-- START Extracted entries --

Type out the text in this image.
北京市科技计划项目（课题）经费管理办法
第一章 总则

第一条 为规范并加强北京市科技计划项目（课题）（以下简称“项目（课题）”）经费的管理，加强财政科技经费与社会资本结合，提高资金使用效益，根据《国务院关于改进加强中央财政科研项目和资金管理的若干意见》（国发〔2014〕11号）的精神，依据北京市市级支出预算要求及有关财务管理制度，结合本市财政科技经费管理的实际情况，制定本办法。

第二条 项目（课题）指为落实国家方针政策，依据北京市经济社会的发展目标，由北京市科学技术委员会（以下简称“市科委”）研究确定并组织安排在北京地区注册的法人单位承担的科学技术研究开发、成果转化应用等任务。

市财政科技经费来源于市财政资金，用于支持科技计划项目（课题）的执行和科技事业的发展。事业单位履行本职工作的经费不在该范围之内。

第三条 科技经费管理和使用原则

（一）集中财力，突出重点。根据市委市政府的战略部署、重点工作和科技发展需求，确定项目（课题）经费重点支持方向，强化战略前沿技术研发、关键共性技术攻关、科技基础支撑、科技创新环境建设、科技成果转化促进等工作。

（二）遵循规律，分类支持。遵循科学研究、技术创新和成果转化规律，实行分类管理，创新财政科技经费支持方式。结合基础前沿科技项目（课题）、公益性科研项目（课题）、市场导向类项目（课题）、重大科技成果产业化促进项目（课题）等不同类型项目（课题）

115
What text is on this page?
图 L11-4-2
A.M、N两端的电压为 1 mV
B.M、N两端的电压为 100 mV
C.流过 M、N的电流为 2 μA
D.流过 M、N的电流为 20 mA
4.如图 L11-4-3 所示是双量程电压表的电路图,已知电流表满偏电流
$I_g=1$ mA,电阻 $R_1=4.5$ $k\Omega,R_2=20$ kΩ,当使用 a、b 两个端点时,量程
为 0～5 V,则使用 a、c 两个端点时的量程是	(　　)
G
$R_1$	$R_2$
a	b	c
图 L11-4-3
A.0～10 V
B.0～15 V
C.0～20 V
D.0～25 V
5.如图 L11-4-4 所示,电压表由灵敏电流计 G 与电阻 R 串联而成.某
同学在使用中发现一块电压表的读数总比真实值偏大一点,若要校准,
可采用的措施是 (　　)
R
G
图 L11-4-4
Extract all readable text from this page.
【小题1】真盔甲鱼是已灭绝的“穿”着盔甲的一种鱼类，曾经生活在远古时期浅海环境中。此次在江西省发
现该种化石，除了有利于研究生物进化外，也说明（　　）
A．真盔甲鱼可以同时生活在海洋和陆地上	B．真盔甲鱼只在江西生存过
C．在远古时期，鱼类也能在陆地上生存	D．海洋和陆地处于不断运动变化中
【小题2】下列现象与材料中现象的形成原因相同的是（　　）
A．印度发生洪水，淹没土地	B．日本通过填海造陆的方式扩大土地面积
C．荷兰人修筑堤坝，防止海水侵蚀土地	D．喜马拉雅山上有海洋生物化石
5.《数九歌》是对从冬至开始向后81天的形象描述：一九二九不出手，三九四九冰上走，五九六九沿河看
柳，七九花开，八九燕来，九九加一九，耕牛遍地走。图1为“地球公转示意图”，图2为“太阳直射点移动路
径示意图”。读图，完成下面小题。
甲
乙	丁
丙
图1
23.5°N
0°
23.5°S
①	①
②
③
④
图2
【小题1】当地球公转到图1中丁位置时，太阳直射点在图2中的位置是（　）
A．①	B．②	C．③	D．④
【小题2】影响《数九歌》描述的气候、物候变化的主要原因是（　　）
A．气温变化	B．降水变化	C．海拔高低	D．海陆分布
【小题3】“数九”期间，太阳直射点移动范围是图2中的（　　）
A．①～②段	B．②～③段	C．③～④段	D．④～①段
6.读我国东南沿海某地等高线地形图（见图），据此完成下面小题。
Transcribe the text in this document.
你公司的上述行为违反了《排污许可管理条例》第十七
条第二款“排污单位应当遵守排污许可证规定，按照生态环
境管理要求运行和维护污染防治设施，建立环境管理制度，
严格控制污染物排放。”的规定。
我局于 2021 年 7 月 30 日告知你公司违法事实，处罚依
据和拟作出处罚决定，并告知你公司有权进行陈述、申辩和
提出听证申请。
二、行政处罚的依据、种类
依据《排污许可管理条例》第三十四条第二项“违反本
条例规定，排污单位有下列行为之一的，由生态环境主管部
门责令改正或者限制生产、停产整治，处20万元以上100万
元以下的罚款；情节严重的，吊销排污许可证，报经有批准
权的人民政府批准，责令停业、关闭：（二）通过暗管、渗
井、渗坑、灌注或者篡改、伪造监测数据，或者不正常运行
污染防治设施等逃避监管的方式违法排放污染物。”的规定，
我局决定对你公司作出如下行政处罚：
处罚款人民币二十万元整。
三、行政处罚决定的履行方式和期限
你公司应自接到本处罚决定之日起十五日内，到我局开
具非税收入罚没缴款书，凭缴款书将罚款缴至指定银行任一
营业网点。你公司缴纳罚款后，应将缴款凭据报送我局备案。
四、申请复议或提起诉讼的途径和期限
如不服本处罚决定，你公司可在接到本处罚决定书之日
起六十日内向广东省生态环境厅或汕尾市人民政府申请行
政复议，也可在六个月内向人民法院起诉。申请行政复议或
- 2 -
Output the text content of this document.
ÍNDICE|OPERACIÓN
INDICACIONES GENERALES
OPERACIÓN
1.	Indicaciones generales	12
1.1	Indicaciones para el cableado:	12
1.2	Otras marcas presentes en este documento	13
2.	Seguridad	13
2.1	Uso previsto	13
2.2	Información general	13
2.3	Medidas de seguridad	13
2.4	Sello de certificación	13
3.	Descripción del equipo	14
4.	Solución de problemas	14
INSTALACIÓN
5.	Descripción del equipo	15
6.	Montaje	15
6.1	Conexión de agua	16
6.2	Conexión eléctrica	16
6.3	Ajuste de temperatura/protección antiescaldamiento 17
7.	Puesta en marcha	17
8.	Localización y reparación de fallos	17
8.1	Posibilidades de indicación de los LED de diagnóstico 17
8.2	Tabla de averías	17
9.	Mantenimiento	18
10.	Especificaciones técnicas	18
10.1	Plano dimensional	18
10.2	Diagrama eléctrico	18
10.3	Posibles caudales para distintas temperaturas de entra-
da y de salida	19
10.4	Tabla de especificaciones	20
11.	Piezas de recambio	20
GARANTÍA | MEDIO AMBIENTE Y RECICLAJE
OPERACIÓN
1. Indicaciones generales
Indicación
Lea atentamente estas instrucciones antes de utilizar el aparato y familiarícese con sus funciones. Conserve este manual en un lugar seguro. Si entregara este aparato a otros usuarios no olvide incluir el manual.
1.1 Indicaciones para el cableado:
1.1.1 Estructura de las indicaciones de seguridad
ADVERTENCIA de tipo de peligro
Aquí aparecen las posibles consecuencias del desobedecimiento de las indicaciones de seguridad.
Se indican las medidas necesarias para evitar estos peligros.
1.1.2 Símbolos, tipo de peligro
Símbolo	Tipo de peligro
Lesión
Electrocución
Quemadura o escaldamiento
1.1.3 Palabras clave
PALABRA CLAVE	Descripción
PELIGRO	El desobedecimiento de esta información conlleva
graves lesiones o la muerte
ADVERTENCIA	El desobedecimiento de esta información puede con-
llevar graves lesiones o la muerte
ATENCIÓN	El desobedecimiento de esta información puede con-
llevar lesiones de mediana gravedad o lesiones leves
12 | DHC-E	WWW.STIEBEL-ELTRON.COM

-- END Extracted entries --

Task requirements
Scan the listing above and copy all lines containing the word "equipo".

Answer to this problem
3.	Descripción del equipo	14
5.	Descripción del equipo	15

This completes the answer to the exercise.